(Dataset entries)
---------------

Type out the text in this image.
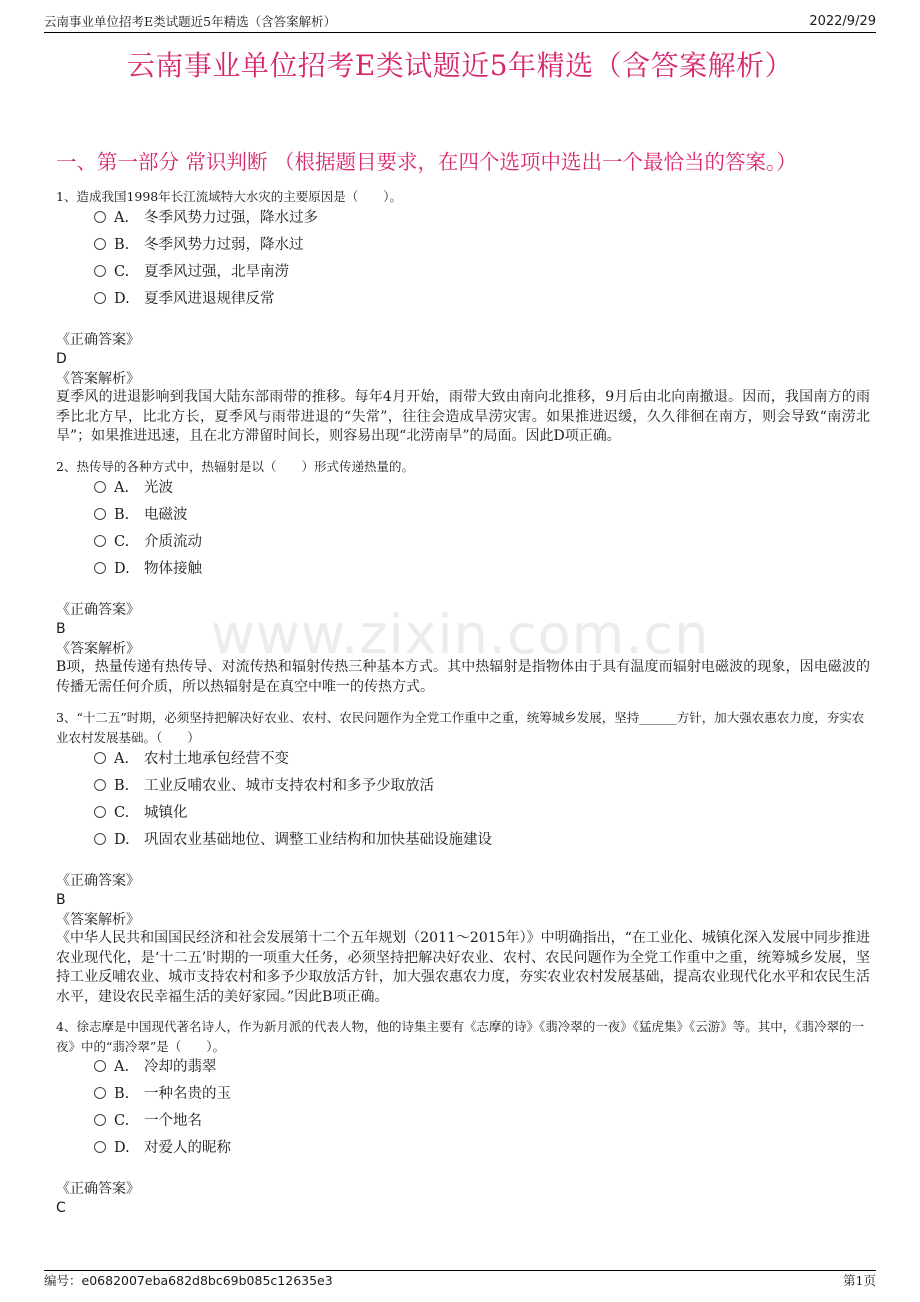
云南事业单位招考E类试题近5年精选（含答案解析）	2022/9/29
云南事业单位招考E类试题近5年精选（含答案解析）
一、第一部分 常识判断 （根据题目要求，在四个选项中选出一个最恰当的答案。）
www.zixin.com.cn
1、造成我国1998年长江流域特大水灾的主要原因是（　　）。
A. 冬季风势力过强，降水过多
B. 冬季风势力过弱，降水过
C. 夏季风过强，北旱南涝
D. 夏季风进退规律反常
《正确答案》
D
《答案解析》
夏季风的进退影响到我国大陆东部雨带的推移。每年4月开始，雨带大致由南向北推移，9月后由北向南撤退。因而，我国南方的雨季比北方早，比北方长，夏季风与雨带进退的“失常”，往往会造成旱涝灾害。如果推进迟缓，久久徘徊在南方，则会导致“南涝北旱”；如果推进迅速，且在北方滞留时间长，则容易出现“北涝南旱”的局面。因此D项正确。
2、热传导的各种方式中，热辐射是以（　　）形式传递热量的。
A. 光波
B. 电磁波
C. 介质流动
D. 物体接触
《正确答案》
B
《答案解析》
B项，热量传递有热传导、对流传热和辐射传热三种基本方式。其中热辐射是指物体由于具有温度而辐射电磁波的现象，因电磁波的传播无需任何介质，所以热辐射是在真空中唯一的传热方式。
3、“十二五”时期，必须坚持把解决好农业、农村、农民问题作为全党工作重中之重，统筹城乡发展，坚持______方针，加大强农惠农力度，夯实农业农村发展基础。（　　）
A. 农村土地承包经营不变
B. 工业反哺农业、城市支持农村和多予少取放活
C. 城镇化
D. 巩固农业基础地位、调整工业结构和加快基础设施建设
《正确答案》
B
《答案解析》
《中华人民共和国国民经济和社会发展第十二个五年规划（2011～2015年）》中明确指出，“在工业化、城镇化深入发展中同步推进农业现代化，是‘十二五’时期的一项重大任务，必须坚持把解决好农业、农村、农民问题作为全党工作重中之重，统筹城乡发展，坚持工业反哺农业、城市支持农村和多予少取放活方针，加大强农惠农力度，夯实农业农村发展基础，提高农业现代化水平和农民生活水平，建设农民幸福生活的美好家园。”因此B项正确。
4、徐志摩是中国现代著名诗人，作为新月派的代表人物，他的诗集主要有《志摩的诗》《翡冷翠的一夜》《猛虎集》《云游》等。其中，《翡冷翠的一夜》中的“翡冷翠”是（　　）。
A. 冷却的翡翠
B. 一种名贵的玉
C. 一个地名
D. 对爱人的昵称
《正确答案》
C
编号：e0682007eba682d8bc69b085c12635e3	第1页
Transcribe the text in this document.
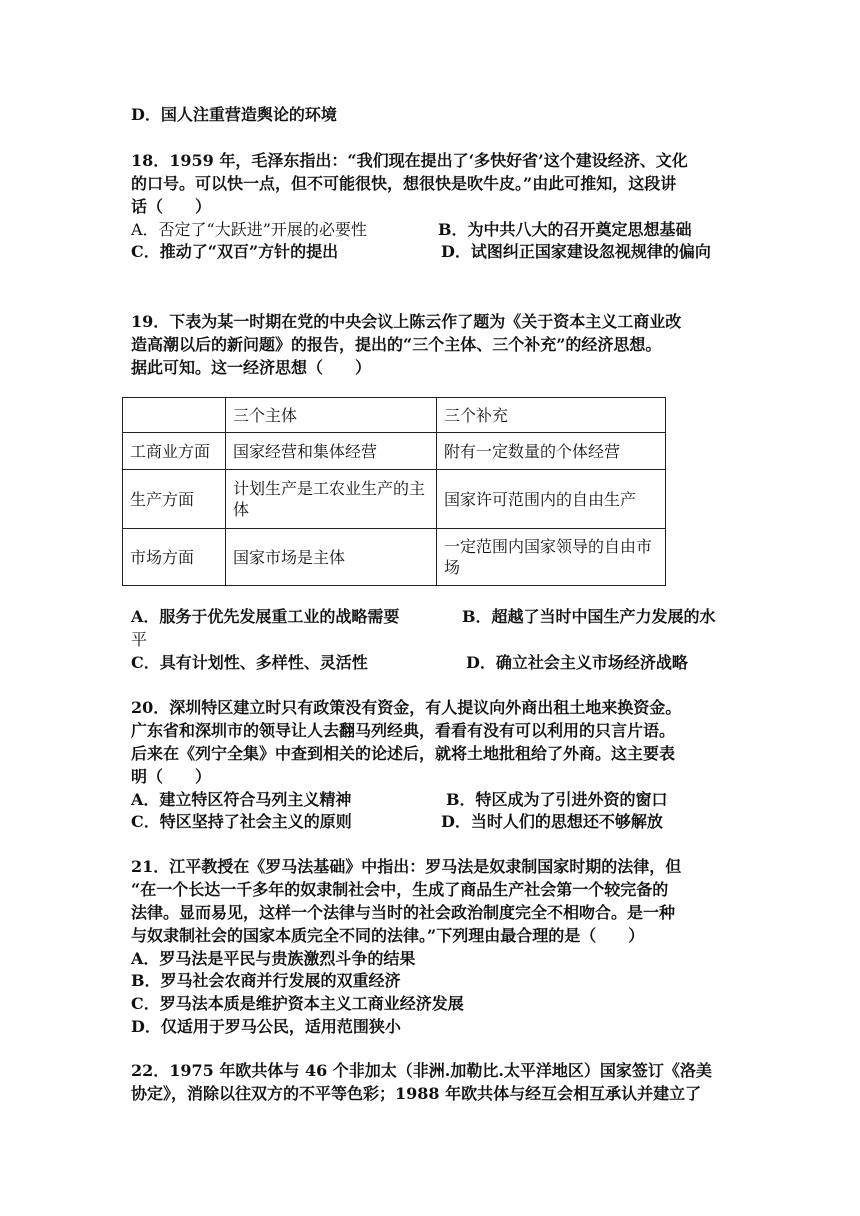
D．国人注重营造舆论的环境
18．1959 年，毛泽东指出：“我们现在提出了‘多快好省’这个建设经济、文化
的口号。可以快一点，但不可能很快，想很快是吹牛皮。”由此可推知，这段讲
话（　　）
A．否定了“大跃进”开展的必要性	B．为中共八大的召开奠定思想基础
C．推动了“双百”方针的提出	D．试图纠正国家建设忽视规律的偏向
19．下表为某一时期在党的中央会议上陈云作了题为《关于资本主义工商业改
造高潮以后的新问题》的报告，提出的“三个主体、三个补充”的经济思想。
据此可知。这一经济思想（　　）
	三个主体	三个补充
工商业方面	国家经营和集体经营	附有一定数量的个体经营
生产方面	计划生产是工农业生产的主体	国家许可范围内的自由生产
市场方面	国家市场是主体	一定范围内国家领导的自由市场
A．服务于优先发展重工业的战略需要	B．超越了当时中国生产力发展的水
平
C．具有计划性、多样性、灵活性	D．确立社会主义市场经济战略
20．深圳特区建立时只有政策没有资金，有人提议向外商出租土地来换资金。
广东省和深圳市的领导让人去翻马列经典，看看有没有可以利用的只言片语。
后来在《列宁全集》中查到相关的论述后，就将土地批租给了外商。这主要表
明（　　）
A．建立特区符合马列主义精神	B．特区成为了引进外资的窗口
C．特区坚持了社会主义的原则	D．当时人们的思想还不够解放
21．江平教授在《罗马法基础》中指出：罗马法是奴隶制国家时期的法律，但
“在一个长达一千多年的奴隶制社会中，生成了商品生产社会第一个较完备的
法律。显而易见，这样一个法律与当时的社会政治制度完全不相吻合。是一种
与奴隶制社会的国家本质完全不同的法律。”下列理由最合理的是（　　）
A．罗马法是平民与贵族激烈斗争的结果
B．罗马社会农商并行发展的双重经济
C．罗马法本质是维护资本主义工商业经济发展
D．仅适用于罗马公民，适用范围狭小
22．1975 年欧共体与 46 个非加太（非洲.加勒比.太平洋地区）国家签订《洛美
协定》，消除以往双方的不平等色彩；1988 年欧共体与经互会相互承认并建立了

---------------

DO THIS:
Give the number of lines in the records that contain the string "加大强农惠农力度", and nothing besides.

FINISHED EXERCISE:
2